-- Begin Data provided --

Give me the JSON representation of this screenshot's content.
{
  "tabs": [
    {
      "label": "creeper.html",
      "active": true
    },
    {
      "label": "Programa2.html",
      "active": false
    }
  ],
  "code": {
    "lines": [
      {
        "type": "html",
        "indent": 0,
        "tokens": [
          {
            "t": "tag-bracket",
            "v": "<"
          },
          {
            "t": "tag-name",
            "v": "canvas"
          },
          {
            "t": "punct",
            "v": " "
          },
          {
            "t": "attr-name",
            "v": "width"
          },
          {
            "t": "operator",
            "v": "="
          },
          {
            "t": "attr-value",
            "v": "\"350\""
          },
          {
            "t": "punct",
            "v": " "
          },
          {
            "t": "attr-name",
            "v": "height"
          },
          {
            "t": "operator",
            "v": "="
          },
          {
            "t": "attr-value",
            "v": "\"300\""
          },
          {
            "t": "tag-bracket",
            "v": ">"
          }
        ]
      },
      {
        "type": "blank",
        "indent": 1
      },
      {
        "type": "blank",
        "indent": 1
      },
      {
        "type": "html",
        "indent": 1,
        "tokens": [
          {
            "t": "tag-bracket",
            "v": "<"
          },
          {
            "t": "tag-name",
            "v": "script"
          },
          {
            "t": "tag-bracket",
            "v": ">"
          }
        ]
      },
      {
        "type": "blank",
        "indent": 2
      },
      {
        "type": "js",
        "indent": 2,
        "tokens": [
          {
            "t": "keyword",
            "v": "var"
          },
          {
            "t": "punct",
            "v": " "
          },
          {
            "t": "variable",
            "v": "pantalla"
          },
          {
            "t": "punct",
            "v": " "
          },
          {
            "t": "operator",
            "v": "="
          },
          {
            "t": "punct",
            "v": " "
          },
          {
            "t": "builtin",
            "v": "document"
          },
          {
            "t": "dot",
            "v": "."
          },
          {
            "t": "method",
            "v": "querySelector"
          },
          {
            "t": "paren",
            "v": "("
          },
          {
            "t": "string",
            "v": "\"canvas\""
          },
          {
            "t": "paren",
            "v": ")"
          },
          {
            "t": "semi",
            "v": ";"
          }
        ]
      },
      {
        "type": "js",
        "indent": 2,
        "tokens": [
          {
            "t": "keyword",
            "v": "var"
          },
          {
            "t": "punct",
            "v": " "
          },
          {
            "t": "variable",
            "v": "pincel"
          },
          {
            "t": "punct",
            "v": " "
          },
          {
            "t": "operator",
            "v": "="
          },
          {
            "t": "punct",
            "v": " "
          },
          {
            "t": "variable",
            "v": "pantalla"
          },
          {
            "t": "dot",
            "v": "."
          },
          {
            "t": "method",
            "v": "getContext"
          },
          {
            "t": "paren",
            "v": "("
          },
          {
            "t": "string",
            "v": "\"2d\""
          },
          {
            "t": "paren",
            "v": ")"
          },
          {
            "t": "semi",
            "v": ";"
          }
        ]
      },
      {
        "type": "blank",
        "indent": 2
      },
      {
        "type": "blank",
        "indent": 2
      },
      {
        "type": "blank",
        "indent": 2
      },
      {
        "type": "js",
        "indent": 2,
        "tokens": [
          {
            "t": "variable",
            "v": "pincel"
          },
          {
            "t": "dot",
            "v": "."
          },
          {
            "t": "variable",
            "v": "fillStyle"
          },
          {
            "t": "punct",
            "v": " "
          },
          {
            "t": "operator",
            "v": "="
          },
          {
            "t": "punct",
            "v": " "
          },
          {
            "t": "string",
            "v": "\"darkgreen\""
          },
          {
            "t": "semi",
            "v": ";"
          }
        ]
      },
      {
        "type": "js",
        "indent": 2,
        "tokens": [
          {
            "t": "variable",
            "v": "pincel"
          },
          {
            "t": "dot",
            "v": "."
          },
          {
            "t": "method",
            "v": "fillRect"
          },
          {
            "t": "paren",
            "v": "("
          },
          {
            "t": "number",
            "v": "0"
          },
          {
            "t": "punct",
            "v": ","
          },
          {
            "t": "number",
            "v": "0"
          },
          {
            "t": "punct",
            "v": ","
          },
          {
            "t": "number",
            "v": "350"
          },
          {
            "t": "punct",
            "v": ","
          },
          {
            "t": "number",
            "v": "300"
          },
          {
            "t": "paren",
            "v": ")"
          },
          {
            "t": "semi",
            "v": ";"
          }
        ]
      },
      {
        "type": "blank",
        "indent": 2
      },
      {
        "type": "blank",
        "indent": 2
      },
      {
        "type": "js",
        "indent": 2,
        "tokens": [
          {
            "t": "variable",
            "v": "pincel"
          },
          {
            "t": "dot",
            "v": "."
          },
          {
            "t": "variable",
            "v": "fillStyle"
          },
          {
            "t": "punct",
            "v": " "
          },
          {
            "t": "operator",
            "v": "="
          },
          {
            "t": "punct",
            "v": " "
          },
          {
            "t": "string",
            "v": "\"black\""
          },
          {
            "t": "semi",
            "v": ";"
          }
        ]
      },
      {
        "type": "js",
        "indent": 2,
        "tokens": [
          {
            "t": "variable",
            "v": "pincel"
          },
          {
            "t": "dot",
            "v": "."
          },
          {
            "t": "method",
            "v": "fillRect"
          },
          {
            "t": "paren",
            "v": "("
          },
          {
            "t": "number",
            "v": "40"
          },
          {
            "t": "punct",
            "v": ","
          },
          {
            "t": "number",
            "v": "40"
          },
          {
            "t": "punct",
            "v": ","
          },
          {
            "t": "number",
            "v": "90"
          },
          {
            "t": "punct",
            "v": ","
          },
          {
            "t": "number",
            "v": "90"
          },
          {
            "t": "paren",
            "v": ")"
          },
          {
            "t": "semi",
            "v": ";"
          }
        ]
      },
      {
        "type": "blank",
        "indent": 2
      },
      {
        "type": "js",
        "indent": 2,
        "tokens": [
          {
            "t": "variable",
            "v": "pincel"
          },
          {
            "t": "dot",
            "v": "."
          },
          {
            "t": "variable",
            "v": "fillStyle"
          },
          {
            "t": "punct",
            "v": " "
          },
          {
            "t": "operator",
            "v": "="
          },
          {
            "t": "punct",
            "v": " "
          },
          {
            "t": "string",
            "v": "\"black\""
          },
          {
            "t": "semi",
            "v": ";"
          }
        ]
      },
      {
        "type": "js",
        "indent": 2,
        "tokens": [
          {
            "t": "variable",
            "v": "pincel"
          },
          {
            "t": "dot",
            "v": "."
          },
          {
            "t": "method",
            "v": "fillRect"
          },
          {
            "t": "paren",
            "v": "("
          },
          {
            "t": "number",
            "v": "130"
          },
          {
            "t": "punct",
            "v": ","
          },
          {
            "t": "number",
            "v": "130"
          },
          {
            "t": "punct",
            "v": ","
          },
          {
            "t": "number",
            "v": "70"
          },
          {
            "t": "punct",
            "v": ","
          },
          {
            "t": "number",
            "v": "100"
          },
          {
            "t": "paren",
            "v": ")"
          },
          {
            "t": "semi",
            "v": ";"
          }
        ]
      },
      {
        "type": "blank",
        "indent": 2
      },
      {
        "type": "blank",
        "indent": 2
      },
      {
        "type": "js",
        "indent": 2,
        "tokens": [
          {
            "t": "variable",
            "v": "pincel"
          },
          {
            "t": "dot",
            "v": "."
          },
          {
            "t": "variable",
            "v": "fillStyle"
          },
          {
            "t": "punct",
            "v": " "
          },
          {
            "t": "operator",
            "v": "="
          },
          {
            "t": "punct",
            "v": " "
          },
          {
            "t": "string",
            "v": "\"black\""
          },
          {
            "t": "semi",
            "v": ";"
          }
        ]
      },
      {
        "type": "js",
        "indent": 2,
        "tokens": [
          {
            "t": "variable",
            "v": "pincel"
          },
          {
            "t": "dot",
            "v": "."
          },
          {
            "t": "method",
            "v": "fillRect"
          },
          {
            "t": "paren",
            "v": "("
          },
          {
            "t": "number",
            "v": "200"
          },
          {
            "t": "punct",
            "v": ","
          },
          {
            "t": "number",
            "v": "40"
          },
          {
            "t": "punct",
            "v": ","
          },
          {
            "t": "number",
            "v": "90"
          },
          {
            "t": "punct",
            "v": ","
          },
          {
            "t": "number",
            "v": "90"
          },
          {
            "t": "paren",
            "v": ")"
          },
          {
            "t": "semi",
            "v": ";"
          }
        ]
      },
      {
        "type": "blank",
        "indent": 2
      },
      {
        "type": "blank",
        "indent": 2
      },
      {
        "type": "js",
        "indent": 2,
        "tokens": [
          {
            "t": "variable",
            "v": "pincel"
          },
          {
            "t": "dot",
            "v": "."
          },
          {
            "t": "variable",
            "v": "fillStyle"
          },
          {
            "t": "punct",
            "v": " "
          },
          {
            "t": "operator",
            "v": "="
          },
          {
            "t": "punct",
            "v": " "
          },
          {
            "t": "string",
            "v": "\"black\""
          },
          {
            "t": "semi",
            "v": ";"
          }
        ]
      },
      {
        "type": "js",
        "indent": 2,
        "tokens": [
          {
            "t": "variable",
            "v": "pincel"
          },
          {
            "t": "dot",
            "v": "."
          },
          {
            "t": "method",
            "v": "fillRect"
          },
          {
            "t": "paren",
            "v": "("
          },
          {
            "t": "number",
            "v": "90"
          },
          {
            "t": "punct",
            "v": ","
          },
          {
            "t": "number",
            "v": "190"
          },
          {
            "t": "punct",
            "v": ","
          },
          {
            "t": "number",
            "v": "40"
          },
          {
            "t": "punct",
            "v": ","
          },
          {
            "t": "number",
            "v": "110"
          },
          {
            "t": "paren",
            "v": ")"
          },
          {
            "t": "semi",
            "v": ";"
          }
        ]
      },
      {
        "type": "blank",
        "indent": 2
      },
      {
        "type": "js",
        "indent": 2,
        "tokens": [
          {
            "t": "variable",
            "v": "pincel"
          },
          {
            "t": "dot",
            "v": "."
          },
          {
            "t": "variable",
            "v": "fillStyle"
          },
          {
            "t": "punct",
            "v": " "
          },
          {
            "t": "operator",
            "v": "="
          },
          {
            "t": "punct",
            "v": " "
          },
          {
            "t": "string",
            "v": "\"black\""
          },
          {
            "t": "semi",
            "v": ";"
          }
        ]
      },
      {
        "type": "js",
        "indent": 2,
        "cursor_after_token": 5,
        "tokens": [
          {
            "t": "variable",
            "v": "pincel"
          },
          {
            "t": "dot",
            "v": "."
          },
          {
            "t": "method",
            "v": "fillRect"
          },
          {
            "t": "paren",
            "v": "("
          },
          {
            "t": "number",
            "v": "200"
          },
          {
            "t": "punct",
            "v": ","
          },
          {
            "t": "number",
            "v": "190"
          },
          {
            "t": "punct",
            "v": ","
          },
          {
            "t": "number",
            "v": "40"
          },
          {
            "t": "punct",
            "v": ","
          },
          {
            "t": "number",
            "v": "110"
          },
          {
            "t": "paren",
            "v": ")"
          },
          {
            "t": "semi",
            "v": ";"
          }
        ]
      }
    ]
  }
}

-- End Data provided --

Task instructions: Going through the lines above one by one, tally those with the word "html" and give only the total.

Final answer: 4